[Extracted data entries]
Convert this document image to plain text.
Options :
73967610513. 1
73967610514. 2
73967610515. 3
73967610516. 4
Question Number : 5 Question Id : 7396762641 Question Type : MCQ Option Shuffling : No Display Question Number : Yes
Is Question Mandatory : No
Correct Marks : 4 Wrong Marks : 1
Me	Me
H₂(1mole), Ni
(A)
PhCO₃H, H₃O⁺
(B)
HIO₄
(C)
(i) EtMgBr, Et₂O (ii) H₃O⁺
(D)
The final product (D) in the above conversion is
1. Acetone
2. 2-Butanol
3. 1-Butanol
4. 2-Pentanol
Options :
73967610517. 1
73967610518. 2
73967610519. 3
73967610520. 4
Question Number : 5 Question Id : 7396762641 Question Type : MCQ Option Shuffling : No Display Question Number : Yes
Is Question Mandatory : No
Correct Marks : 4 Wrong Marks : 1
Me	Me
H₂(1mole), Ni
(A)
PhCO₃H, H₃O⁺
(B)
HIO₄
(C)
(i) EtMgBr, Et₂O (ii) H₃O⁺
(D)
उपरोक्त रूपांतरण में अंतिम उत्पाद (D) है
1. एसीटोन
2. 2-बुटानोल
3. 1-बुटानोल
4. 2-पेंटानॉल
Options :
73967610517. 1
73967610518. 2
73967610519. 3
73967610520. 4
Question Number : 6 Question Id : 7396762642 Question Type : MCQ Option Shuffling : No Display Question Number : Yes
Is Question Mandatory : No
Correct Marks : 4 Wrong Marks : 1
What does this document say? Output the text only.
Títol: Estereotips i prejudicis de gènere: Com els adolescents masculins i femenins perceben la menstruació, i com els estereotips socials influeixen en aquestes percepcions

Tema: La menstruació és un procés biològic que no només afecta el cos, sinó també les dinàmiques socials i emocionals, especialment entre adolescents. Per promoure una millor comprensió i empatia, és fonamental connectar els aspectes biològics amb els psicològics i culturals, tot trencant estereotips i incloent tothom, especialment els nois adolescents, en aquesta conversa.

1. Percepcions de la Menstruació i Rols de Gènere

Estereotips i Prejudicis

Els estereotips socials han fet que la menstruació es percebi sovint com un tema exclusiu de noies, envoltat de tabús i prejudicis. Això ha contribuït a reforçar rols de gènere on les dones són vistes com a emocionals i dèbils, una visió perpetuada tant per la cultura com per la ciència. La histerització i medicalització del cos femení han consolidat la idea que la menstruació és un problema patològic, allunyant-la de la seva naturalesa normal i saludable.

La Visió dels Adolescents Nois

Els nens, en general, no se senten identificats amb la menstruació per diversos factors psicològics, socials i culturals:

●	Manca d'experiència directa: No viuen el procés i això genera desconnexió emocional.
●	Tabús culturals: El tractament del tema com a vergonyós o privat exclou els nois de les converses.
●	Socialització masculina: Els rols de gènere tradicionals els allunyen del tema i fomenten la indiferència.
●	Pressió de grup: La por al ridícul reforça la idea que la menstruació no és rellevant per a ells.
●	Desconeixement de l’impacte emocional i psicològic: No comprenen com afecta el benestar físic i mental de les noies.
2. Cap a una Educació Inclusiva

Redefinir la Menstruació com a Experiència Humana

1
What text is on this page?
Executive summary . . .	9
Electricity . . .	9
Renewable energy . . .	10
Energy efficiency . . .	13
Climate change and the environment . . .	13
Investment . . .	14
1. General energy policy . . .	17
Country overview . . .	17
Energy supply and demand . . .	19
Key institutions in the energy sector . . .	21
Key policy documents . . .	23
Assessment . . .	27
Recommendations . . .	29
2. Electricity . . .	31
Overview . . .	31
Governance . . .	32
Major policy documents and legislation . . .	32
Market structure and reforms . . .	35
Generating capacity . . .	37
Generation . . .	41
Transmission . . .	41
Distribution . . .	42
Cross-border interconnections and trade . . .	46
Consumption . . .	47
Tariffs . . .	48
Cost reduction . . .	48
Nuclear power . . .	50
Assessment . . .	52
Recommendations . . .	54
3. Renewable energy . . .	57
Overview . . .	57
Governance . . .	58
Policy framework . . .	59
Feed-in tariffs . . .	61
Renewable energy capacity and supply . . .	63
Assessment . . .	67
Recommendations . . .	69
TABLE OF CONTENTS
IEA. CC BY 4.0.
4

▶ [Set problem] Write out the entries above word for word.

▶ [Response to the task]
Convert this document image to plain text.
Options :
73967610513. 1
73967610514. 2
73967610515. 3
73967610516. 4
Question Number : 5 Question Id : 7396762641 Question Type : MCQ Option Shuffling : No Display Question Number : Yes
Is Question Mandatory : No
Correct Marks : 4 Wrong Marks : 1
Me	Me
H₂(1mole), Ni
(A)
PhCO₃H, H₃O⁺
(B)
HIO₄
(C)
(i) EtMgBr, Et₂O (ii) H₃O⁺
(D)
The final product (D) in the above conversion is
1. Acetone
2. 2-Butanol
3. 1-Butanol
4. 2-Pentanol
Options :
73967610517. 1
73967610518. 2
73967610519. 3
73967610520. 4
Question Number : 5 Question Id : 7396762641 Question Type : MCQ Option Shuffling : No Display Question Number : Yes
Is Question Mandatory : No
Correct Marks : 4 Wrong Marks : 1
Me	Me
H₂(1mole), Ni
(A)
PhCO₃H, H₃O⁺
(B)
HIO₄
(C)
(i) EtMgBr, Et₂O (ii) H₃O⁺
(D)
उपरोक्त रूपांतरण में अंतिम उत्पाद (D) है
1. एसीटोन
2. 2-बुटानोल
3. 1-बुटानोल
4. 2-पेंटानॉल
Options :
73967610517. 1
73967610518. 2
73967610519. 3
73967610520. 4
Question Number : 6 Question Id : 7396762642 Question Type : MCQ Option Shuffling : No Display Question Number : Yes
Is Question Mandatory : No
Correct Marks : 4 Wrong Marks : 1
What does this document say? Output the text only.
Títol: Estereotips i prejudicis de gènere: Com els adolescents masculins i femenins perceben la menstruació, i com els estereotips socials influeixen en aquestes percepcions

Tema: La menstruació és un procés biològic que no només afecta el cos, sinó també les dinàmiques socials i emocionals, especialment entre adolescents. Per promoure una millor comprensió i empatia, és fonamental connectar els aspectes biològics amb els psicològics i culturals, tot trencant estereotips i incloent tothom, especialment els nois adolescents, en aquesta conversa.

1. Percepcions de la Menstruació i Rols de Gènere

Estereotips i Prejudicis

Els estereotips socials han fet que la menstruació es percebi sovint com un tema exclusiu de noies, envoltat de tabús i prejudicis. Això ha contribuït a reforçar rols de gènere on les dones són vistes com a emocionals i dèbils, una visió perpetuada tant per la cultura com per la ciència. La histerització i medicalització del cos femení han consolidat la idea que la menstruació és un problema patològic, allunyant-la de la seva naturalesa normal i saludable.

La Visió dels Adolescents Nois

Els nens, en general, no se senten identificats amb la menstruació per diversos factors psicològics, socials i culturals:

●	Manca d'experiència directa: No viuen el procés i això genera desconnexió emocional.
●	Tabús culturals: El tractament del tema com a vergonyós o privat exclou els nois de les converses.
●	Socialització masculina: Els rols de gènere tradicionals els allunyen del tema i fomenten la indiferència.
●	Pressió de grup: La por al ridícul reforça la idea que la menstruació no és rellevant per a ells.
●	Desconeixement de l’impacte emocional i psicològic: No comprenen com afecta el benestar físic i mental de les noies.
2. Cap a una Educació Inclusiva

Redefinir la Menstruació com a Experiència Humana

1
What text is on this page?
Executive summary . . .	9
Electricity . . .	9
Renewable energy . . .	10
Energy efficiency . . .	13
Climate change and the environment . . .	13
Investment . . .	14
1. General energy policy . . .	17
Country overview . . .	17
Energy supply and demand . . .	19
Key institutions in the energy sector . . .	21
Key policy documents . . .	23
Assessment . . .	27
Recommendations . . .	29
2. Electricity . . .	31
Overview . . .	31
Governance . . .	32
Major policy documents and legislation . . .	32
Market structure and reforms . . .	35
Generating capacity . . .	37
Generation . . .	41
Transmission . . .	41
Distribution . . .	42
Cross-border interconnections and trade . . .	46
Consumption . . .	47
Tariffs . . .	48
Cost reduction . . .	48
Nuclear power . . .	50
Assessment . . .	52
Recommendations . . .	54
3. Renewable energy . . .	57
Overview . . .	57
Governance . . .	58
Policy framework . . .	59
Feed-in tariffs . . .	61
Renewable energy capacity and supply . . .	63
Assessment . . .	67
Recommendations . . .	69
TABLE OF CONTENTS
IEA. CC BY 4.0.
4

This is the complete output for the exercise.